# THE REQUEST
Work out how many lines of the listing hold the string "maps", then answer with that number and nothing else.

• • • • •

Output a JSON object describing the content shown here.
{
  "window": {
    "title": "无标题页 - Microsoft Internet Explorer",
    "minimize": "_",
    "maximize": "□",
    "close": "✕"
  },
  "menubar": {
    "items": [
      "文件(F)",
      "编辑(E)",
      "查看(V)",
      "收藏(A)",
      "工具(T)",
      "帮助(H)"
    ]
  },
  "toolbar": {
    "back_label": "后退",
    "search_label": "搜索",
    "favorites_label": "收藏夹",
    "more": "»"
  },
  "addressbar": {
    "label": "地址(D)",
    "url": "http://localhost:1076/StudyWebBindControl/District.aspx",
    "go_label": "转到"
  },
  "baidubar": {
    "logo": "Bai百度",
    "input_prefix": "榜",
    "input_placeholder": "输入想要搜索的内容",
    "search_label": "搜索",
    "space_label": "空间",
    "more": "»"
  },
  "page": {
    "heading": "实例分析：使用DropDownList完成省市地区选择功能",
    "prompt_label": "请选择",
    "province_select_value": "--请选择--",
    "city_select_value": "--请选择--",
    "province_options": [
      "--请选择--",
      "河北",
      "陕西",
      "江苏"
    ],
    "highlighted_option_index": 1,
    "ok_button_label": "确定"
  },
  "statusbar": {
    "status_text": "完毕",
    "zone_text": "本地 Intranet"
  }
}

• • • • •

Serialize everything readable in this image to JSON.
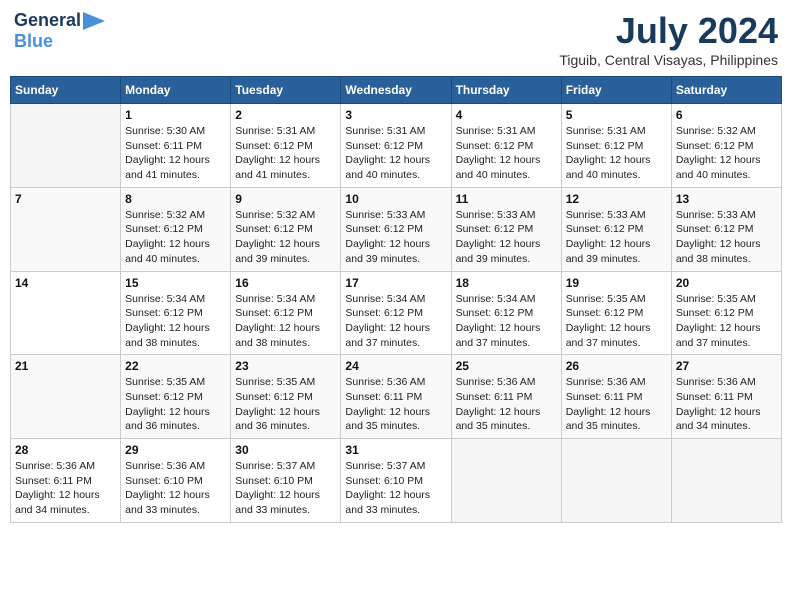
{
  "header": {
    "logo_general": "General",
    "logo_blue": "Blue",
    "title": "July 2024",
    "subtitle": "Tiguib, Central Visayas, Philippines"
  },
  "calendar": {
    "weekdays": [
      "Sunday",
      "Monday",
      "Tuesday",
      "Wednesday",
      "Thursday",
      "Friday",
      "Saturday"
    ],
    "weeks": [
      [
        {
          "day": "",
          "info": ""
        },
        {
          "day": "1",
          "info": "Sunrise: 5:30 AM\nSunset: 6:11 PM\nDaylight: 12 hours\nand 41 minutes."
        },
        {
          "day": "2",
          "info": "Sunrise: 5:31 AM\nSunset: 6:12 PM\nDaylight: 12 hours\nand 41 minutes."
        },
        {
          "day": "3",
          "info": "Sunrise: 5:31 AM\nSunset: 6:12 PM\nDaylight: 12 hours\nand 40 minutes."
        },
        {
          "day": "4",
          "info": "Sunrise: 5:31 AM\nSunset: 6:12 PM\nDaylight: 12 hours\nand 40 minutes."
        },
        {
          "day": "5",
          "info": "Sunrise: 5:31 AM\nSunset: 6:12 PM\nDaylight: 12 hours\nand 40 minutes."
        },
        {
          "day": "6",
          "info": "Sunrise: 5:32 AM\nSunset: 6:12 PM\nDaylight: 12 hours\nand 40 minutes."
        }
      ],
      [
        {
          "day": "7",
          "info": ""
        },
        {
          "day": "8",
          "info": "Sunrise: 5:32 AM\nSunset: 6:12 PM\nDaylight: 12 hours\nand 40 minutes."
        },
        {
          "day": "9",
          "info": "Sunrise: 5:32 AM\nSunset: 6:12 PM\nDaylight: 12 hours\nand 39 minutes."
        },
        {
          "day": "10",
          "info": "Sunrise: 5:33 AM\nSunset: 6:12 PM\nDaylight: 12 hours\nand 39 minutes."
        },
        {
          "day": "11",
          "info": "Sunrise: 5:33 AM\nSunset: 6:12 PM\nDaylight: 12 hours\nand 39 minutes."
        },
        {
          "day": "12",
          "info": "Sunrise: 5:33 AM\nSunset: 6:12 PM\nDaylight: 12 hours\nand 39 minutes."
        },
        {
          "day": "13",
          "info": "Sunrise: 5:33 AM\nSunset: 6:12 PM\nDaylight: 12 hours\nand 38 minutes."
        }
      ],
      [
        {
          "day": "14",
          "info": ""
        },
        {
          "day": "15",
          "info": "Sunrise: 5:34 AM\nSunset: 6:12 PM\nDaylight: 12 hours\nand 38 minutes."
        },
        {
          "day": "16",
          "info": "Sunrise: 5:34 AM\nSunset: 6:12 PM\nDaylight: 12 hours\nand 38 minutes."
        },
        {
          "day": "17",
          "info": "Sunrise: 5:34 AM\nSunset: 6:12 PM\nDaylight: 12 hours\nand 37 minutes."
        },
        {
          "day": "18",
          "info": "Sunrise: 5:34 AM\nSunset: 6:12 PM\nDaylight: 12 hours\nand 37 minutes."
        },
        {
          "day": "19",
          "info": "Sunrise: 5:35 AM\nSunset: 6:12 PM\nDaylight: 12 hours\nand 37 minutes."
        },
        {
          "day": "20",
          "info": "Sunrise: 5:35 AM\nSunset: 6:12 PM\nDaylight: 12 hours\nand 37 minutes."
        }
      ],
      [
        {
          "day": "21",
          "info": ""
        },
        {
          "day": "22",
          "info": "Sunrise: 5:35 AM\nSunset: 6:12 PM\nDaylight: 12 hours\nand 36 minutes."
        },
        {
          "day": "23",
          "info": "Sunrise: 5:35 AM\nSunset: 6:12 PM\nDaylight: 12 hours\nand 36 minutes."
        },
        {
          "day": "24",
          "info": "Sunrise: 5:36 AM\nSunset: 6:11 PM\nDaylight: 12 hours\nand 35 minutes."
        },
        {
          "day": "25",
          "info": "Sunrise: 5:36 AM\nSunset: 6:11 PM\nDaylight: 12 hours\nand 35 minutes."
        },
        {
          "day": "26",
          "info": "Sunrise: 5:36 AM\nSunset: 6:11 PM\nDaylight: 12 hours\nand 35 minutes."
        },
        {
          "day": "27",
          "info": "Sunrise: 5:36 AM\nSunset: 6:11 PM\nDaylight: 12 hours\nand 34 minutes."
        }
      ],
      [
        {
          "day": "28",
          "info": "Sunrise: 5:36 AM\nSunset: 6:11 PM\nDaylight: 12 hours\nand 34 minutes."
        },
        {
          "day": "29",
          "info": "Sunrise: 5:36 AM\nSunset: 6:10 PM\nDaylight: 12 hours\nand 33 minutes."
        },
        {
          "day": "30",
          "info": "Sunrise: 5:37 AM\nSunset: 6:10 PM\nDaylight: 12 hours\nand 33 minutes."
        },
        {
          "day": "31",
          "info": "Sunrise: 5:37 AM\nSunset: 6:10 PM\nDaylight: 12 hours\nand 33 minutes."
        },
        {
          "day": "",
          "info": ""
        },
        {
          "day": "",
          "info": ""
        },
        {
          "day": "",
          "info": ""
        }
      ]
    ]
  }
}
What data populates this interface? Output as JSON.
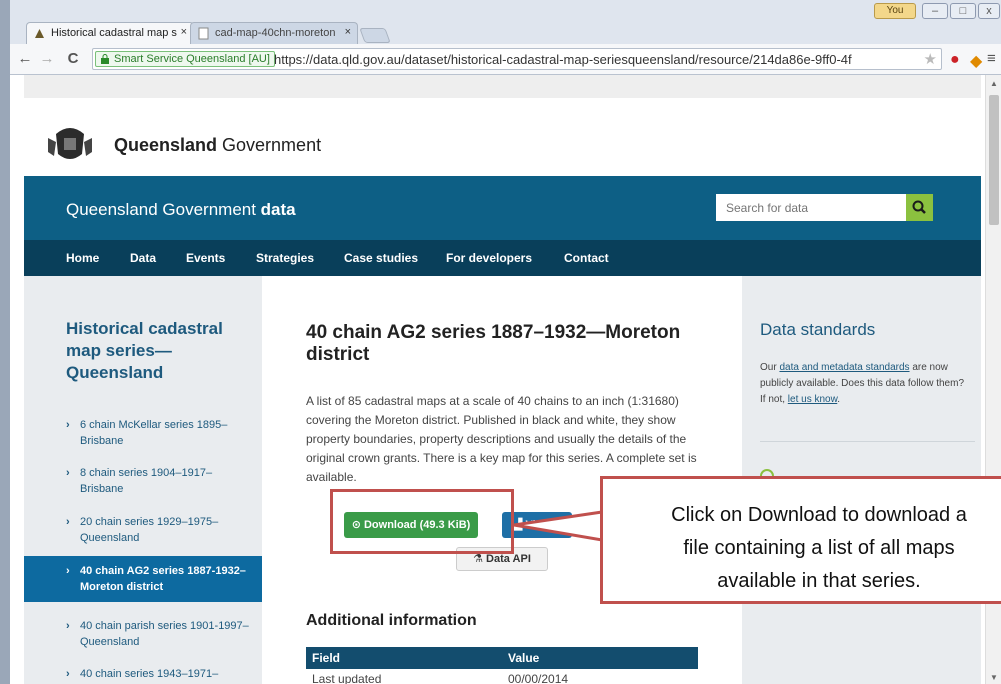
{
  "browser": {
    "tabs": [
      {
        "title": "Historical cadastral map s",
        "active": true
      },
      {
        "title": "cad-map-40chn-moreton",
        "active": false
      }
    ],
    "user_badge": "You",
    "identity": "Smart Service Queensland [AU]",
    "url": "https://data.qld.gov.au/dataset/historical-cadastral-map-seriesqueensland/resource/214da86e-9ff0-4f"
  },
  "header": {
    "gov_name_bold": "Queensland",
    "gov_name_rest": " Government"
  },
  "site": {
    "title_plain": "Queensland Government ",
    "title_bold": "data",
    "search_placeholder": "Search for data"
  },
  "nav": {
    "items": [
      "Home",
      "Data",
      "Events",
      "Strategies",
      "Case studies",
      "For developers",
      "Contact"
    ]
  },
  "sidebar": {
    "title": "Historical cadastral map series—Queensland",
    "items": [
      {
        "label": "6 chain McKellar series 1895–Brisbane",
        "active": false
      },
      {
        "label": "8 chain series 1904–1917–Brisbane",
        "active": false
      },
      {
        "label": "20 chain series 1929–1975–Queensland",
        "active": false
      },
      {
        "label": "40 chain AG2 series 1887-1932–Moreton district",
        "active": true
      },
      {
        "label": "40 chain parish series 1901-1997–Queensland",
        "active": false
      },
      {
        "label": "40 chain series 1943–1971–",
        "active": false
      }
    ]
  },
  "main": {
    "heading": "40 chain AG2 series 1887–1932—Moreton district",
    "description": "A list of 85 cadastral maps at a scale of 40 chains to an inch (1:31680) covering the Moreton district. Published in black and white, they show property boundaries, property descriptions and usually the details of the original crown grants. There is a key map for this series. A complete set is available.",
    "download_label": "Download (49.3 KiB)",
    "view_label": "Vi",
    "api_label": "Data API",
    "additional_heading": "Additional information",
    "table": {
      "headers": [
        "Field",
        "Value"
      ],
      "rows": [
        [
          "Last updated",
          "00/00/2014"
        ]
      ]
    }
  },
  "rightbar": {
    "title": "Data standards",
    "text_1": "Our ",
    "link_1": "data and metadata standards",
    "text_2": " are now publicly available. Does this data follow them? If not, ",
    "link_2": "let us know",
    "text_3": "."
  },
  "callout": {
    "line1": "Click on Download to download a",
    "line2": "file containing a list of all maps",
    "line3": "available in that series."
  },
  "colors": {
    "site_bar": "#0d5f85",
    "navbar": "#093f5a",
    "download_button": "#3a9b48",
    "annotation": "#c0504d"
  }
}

• • • • •

# THE OUTPUT
2